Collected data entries
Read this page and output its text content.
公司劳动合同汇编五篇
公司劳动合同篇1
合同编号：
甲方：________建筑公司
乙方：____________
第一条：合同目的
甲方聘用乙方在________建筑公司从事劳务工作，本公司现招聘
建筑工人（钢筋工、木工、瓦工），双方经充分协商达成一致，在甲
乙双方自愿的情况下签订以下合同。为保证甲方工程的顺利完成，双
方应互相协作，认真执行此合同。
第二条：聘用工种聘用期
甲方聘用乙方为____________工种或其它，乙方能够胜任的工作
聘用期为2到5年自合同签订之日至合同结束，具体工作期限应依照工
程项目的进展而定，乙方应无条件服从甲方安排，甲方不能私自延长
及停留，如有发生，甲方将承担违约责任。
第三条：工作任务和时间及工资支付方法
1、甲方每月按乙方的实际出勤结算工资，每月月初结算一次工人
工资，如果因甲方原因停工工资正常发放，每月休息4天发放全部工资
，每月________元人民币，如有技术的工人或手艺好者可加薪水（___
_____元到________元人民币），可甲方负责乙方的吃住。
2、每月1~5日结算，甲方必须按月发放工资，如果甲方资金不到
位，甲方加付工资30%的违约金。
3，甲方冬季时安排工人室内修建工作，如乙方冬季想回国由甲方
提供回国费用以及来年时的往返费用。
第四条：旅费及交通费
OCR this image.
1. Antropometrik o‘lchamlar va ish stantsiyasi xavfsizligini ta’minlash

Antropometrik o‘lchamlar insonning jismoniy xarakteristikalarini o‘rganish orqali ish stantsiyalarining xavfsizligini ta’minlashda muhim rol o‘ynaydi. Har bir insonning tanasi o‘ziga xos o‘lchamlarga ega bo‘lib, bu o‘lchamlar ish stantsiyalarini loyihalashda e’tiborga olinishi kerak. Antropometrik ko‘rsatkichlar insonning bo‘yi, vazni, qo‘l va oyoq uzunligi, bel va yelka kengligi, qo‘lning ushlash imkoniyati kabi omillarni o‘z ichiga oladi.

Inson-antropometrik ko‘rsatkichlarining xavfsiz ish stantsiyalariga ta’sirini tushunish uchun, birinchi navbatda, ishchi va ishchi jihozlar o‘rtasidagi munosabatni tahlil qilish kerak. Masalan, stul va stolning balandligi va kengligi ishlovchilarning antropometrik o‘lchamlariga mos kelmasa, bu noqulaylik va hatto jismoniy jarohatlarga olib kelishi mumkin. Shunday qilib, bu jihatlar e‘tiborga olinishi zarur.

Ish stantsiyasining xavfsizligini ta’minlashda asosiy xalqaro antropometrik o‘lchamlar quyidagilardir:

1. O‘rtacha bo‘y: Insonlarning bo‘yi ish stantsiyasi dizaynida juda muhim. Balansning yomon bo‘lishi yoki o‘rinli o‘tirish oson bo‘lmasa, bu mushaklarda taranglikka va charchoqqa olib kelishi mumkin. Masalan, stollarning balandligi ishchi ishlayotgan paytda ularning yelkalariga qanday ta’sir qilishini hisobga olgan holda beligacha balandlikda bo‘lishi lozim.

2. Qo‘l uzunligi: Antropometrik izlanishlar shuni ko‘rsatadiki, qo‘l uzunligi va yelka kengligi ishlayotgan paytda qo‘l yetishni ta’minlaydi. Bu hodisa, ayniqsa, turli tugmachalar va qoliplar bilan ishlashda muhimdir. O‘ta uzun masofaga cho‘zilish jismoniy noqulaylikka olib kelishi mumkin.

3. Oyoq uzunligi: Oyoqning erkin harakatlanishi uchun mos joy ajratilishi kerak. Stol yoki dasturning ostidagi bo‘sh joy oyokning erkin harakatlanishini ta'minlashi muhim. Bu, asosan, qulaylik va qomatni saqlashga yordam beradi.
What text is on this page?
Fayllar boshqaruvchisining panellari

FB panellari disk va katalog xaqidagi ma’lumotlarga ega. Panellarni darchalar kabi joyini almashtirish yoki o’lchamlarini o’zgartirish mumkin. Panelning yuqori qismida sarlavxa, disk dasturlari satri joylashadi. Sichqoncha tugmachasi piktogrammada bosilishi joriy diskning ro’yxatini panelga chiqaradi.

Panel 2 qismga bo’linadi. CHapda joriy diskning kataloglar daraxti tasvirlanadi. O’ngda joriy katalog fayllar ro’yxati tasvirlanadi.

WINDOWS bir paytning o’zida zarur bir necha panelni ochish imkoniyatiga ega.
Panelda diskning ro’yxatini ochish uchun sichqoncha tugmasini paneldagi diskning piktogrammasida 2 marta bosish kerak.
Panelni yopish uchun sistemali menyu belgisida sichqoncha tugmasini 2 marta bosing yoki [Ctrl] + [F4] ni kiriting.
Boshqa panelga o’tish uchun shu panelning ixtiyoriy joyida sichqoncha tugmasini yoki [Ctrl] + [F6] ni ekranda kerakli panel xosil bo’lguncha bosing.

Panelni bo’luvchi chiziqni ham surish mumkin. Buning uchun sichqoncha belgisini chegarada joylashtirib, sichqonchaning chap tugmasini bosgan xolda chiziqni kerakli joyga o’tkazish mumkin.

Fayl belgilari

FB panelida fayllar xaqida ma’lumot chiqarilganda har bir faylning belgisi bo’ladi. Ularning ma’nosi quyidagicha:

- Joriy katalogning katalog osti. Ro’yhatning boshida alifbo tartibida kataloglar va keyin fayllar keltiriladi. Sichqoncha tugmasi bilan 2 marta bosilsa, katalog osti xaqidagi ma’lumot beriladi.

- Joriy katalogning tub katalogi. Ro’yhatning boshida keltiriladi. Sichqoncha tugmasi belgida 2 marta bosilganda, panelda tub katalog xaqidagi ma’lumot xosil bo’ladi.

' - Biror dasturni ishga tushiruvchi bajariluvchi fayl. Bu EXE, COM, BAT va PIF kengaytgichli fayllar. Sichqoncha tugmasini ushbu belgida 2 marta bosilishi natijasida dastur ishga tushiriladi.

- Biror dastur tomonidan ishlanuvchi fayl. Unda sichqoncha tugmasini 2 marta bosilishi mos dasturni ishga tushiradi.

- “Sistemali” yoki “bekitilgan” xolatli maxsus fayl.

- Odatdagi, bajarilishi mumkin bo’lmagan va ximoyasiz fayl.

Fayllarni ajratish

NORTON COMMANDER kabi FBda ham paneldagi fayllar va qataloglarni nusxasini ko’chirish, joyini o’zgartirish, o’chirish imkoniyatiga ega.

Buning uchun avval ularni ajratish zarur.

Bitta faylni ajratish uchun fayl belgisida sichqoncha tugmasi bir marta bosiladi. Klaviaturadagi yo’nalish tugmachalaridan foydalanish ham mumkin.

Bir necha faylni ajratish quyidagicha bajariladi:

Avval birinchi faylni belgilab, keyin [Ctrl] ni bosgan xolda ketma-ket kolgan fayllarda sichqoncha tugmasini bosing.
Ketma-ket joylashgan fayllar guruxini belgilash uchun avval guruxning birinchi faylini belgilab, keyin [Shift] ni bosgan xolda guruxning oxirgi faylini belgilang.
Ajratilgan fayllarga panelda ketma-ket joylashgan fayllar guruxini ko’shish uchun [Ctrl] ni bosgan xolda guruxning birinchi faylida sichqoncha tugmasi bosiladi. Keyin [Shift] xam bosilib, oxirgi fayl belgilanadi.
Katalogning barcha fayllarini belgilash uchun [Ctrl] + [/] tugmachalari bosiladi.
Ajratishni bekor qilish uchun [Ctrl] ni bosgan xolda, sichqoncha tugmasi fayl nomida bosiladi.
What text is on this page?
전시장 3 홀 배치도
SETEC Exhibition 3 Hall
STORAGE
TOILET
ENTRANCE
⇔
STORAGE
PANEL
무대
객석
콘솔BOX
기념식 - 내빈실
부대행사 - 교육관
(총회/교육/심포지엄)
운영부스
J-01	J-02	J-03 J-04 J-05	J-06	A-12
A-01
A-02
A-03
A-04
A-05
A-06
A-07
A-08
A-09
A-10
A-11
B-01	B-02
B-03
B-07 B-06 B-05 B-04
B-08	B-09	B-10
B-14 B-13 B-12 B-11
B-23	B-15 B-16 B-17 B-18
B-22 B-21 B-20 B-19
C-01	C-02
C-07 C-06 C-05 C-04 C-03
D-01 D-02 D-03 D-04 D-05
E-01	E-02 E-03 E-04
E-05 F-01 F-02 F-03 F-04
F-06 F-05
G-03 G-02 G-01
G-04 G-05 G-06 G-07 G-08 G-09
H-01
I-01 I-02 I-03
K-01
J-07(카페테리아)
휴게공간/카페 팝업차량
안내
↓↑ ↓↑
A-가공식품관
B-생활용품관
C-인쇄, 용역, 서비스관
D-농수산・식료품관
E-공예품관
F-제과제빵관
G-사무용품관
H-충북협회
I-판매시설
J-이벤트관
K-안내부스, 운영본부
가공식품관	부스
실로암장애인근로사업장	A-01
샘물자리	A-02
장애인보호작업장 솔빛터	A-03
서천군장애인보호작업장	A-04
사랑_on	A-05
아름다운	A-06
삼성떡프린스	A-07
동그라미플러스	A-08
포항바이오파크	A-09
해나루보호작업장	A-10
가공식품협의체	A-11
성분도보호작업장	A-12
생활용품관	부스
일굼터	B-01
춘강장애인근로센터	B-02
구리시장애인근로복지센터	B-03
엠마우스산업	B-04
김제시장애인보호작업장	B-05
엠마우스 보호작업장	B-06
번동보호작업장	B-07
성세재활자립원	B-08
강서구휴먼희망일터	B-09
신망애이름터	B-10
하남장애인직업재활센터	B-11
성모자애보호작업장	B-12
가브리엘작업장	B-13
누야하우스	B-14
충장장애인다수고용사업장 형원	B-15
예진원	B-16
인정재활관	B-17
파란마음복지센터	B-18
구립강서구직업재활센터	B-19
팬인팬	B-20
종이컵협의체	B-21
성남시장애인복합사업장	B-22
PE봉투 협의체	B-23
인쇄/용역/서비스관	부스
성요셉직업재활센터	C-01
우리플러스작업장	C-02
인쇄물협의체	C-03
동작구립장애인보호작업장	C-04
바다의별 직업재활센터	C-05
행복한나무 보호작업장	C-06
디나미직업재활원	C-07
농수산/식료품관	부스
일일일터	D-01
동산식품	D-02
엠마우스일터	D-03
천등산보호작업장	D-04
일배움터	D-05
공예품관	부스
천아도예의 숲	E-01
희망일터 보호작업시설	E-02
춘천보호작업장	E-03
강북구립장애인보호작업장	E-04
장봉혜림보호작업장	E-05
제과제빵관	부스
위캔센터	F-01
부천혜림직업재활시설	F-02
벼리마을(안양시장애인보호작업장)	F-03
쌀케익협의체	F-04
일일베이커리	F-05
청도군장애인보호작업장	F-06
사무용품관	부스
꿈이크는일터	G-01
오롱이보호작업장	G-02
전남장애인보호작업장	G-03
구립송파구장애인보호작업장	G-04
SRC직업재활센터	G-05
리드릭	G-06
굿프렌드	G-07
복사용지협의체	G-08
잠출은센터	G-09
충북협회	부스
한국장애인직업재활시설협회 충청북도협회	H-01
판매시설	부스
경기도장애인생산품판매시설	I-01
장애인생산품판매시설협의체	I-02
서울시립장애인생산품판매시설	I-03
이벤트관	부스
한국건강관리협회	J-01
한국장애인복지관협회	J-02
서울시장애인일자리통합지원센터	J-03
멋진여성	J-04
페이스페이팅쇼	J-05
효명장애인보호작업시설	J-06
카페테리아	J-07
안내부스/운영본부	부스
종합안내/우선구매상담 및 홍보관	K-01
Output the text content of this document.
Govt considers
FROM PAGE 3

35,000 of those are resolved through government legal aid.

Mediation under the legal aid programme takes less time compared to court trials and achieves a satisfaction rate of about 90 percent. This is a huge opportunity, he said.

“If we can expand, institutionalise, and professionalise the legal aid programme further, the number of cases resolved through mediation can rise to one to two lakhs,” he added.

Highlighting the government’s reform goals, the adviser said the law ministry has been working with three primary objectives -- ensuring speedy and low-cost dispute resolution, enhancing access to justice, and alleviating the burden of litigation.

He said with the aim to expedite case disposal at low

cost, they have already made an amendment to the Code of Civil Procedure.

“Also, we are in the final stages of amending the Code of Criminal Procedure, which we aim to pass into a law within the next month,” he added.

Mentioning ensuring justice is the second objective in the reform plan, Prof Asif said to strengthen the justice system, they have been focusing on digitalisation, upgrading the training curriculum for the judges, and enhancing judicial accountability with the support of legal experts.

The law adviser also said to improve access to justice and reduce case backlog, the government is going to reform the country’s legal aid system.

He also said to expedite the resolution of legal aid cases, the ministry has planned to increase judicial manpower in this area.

## Requirements:
Extract all lines that hold the word "ministry".

## Task output:
Highlighting the government’s reform goals, the adviser said the law ministry has been working with three primary objectives -- ensuring speedy and low-cost dispute resolution, enhancing access to justice, and alleviating the burden of litigation.
He also said to expedite the resolution of legal aid cases, the ministry has planned to increase judicial manpower in this area.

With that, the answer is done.